* WHAT YOU NEED TO DO
Extract each line containing the string "name".

◇ ◇ ◇ ◇ ◇ ◇ ◇

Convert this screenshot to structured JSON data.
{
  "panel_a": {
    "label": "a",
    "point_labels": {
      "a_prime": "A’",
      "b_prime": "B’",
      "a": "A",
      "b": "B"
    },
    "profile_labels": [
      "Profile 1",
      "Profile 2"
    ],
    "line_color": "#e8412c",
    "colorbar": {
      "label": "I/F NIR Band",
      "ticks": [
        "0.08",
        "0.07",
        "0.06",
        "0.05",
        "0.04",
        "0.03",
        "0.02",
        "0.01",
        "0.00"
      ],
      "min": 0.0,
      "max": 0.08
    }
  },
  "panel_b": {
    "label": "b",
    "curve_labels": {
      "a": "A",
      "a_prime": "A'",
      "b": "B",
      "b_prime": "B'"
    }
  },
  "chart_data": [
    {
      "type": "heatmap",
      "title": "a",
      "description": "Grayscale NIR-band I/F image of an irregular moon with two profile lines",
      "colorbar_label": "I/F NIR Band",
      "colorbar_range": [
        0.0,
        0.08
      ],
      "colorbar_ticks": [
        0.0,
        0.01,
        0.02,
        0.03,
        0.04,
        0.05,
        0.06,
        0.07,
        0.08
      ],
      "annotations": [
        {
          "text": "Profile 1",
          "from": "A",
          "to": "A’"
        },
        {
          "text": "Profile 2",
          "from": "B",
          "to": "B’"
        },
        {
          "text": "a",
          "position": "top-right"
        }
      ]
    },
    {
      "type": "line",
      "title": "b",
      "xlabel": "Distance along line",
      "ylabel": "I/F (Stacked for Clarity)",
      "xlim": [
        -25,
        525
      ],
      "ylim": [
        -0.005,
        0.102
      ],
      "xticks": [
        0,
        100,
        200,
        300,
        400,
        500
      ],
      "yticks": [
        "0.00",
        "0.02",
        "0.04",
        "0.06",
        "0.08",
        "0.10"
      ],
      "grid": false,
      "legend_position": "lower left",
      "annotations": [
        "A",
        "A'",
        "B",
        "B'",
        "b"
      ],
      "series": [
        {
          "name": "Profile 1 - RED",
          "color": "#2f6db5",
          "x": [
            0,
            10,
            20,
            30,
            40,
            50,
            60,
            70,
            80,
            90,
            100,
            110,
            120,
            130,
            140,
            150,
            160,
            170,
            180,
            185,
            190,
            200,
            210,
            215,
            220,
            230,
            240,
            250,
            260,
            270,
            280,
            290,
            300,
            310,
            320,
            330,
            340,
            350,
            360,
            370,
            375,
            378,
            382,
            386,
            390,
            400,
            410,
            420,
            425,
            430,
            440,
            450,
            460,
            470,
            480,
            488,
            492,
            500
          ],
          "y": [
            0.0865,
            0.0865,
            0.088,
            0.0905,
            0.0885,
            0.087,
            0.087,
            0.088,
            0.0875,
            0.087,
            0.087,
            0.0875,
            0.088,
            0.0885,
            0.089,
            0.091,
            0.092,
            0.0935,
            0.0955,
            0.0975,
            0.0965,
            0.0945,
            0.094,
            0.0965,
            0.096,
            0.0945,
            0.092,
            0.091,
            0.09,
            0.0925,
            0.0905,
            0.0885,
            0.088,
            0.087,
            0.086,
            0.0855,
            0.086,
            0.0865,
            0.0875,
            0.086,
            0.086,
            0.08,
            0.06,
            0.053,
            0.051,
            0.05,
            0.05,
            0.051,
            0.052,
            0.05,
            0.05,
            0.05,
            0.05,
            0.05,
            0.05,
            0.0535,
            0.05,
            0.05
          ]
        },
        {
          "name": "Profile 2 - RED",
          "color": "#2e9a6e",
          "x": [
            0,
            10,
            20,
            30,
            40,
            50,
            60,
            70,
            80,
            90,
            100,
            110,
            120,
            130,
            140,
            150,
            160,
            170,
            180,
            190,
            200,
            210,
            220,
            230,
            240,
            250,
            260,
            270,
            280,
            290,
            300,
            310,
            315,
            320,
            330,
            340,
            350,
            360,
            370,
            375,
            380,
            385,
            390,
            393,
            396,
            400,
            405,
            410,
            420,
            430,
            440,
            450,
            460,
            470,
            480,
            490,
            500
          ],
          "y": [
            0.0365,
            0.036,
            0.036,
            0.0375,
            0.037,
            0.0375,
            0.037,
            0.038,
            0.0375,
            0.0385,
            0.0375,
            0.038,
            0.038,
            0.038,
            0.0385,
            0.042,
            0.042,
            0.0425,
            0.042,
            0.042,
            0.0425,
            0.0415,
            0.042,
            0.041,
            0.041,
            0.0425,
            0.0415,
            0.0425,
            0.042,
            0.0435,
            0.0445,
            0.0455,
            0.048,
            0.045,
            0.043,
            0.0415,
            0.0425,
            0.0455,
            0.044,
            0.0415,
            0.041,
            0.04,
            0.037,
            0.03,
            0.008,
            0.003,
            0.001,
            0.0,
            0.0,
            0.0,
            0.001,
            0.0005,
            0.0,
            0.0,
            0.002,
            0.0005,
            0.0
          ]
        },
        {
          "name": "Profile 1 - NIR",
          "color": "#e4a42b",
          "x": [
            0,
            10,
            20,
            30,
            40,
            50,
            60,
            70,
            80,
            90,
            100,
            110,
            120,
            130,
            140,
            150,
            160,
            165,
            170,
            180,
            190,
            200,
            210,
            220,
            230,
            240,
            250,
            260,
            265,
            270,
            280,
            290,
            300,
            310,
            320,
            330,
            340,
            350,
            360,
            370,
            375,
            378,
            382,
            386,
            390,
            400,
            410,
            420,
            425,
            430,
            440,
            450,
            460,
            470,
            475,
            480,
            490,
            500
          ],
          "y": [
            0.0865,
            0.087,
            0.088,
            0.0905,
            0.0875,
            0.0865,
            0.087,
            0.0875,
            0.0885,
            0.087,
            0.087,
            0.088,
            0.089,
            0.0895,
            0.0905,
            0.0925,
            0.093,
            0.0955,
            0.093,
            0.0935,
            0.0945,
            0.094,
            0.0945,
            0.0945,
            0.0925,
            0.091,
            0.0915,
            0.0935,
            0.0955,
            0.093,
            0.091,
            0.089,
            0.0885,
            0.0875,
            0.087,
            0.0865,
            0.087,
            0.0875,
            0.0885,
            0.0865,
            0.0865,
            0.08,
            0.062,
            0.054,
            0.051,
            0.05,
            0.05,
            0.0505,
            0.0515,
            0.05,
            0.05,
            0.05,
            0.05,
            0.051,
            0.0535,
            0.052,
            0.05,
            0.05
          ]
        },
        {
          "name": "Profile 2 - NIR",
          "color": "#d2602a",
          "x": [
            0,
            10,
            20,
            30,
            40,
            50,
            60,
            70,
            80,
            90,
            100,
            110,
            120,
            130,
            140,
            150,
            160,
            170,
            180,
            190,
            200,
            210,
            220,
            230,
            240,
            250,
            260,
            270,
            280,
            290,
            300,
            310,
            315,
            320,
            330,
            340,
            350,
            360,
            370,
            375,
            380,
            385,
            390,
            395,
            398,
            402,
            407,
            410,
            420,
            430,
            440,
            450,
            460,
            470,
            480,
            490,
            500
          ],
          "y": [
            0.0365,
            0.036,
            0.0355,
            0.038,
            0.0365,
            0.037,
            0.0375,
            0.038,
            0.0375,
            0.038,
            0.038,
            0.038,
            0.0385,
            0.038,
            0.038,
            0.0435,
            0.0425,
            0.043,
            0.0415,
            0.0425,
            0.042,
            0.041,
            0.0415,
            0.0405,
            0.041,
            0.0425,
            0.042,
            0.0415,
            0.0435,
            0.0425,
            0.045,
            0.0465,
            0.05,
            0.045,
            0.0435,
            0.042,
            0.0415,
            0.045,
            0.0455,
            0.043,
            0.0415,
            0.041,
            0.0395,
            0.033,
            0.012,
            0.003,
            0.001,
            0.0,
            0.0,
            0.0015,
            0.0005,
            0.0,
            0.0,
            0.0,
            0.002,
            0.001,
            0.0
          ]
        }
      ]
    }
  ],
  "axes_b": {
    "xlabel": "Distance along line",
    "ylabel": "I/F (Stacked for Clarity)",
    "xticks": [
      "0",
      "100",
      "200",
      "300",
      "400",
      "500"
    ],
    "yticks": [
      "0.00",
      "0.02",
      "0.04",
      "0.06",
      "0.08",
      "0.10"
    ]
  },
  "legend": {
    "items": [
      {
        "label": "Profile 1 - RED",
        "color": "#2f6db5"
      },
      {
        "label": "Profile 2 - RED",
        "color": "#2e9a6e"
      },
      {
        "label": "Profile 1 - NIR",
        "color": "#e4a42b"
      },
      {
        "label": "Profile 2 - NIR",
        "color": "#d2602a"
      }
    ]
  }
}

◇ ◇ ◇ ◇ ◇ ◇ ◇

* COMPLETE OUTPUT
          "name": "Profile 1 - RED",
          "name": "Profile 2 - RED",
          "name": "Profile 1 - NIR",
          "name": "Profile 2 - NIR",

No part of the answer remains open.